Exercise brief: Sort through the entries below and pull out lines containing the word "Agenda".

Source material:
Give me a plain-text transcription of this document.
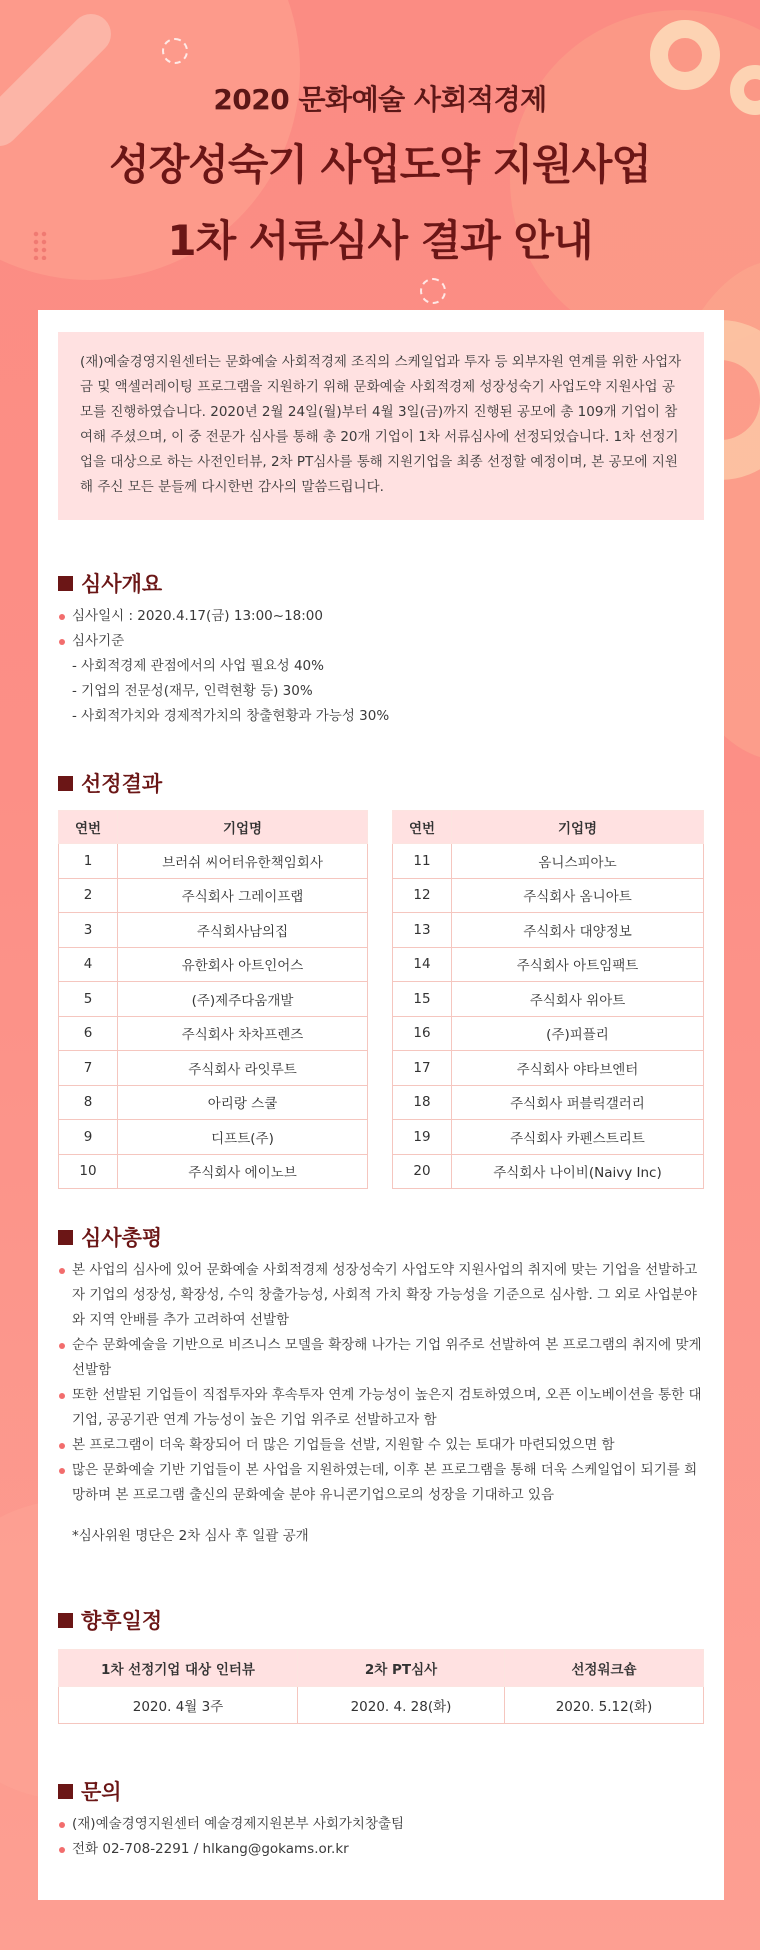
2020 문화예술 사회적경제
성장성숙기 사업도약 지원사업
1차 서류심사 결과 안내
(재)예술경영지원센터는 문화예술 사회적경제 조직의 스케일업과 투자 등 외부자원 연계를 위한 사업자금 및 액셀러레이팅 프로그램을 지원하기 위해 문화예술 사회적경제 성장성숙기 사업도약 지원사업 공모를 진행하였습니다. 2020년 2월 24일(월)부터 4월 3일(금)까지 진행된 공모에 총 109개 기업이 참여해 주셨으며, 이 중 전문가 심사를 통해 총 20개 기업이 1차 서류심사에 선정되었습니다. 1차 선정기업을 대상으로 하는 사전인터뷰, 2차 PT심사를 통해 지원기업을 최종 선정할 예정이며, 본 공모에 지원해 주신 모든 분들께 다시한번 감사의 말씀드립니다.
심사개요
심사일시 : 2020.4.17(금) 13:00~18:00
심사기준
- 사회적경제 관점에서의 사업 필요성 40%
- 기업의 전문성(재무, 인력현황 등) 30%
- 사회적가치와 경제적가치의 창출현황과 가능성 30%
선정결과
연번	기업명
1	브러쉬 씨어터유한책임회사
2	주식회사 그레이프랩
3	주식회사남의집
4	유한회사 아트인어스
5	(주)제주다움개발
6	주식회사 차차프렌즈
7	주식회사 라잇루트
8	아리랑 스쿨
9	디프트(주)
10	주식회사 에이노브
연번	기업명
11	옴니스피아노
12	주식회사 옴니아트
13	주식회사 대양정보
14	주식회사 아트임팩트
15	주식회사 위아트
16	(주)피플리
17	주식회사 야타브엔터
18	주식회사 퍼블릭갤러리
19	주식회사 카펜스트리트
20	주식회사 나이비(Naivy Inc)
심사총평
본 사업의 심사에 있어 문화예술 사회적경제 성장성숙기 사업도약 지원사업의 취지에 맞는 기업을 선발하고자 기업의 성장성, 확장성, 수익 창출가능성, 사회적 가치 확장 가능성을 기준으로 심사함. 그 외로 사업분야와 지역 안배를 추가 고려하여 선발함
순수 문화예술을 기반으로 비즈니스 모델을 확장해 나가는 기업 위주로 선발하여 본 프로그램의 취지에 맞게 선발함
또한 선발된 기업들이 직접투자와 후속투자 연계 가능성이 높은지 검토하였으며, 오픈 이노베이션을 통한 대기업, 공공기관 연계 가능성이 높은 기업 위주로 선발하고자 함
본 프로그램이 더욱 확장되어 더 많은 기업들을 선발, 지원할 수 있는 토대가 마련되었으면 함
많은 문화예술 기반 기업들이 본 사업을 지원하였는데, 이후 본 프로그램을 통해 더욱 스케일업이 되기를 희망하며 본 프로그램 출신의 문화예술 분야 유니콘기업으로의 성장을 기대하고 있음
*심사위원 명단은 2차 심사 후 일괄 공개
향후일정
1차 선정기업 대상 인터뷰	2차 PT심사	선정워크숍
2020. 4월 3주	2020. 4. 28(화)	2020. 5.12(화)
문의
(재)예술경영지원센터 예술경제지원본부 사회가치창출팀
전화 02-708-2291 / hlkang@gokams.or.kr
...
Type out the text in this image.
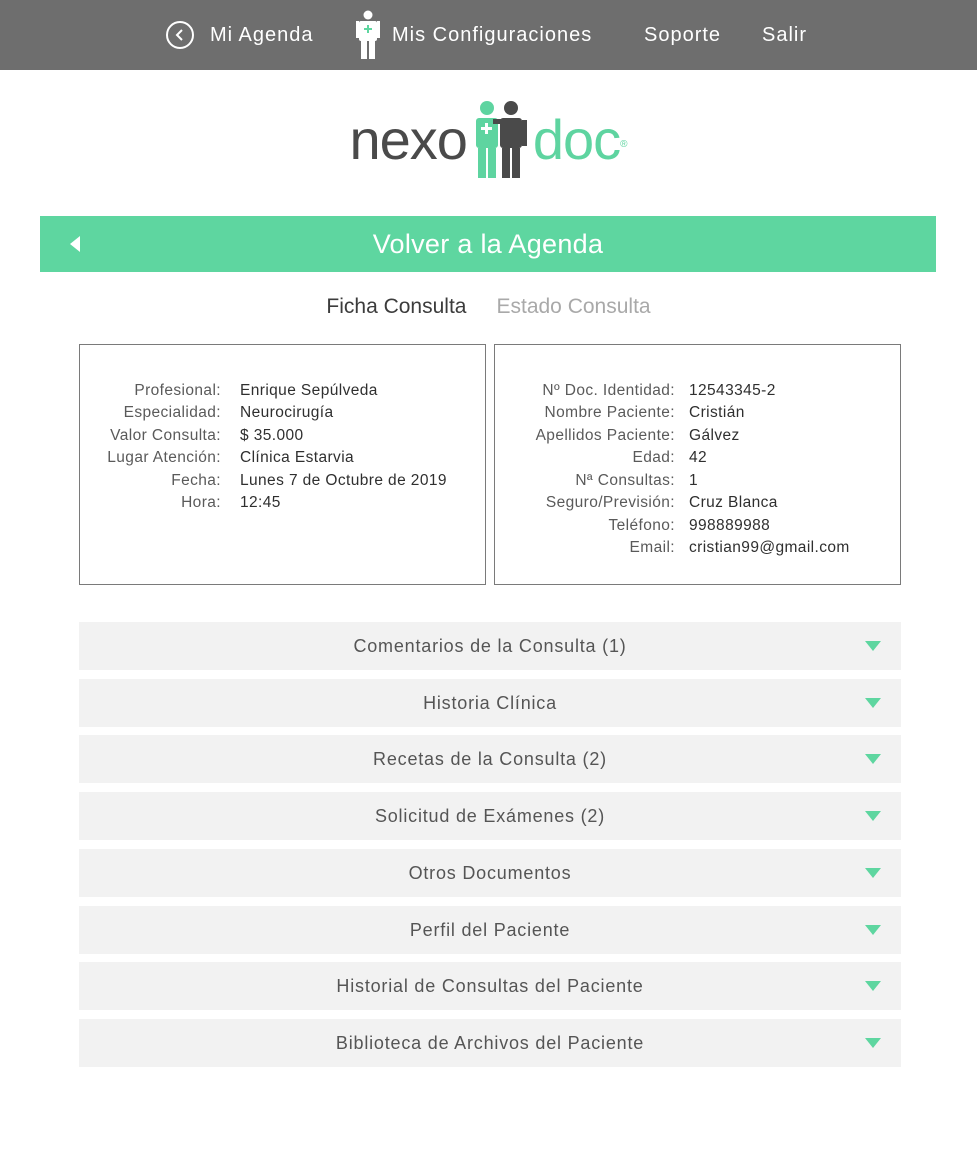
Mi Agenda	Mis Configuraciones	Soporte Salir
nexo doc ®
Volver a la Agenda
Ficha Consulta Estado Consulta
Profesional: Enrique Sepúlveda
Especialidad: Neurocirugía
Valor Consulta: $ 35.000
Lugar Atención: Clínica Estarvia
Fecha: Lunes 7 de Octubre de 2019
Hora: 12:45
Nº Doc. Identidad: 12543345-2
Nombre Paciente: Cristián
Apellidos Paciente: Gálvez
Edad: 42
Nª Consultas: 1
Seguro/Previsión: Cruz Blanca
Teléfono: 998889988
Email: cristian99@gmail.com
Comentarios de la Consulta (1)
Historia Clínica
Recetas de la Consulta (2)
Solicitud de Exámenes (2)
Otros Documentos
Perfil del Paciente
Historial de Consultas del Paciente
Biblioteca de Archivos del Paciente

Solution:
Mi Agenda	Mis Configuraciones	Soporte Salir
Volver a la Agenda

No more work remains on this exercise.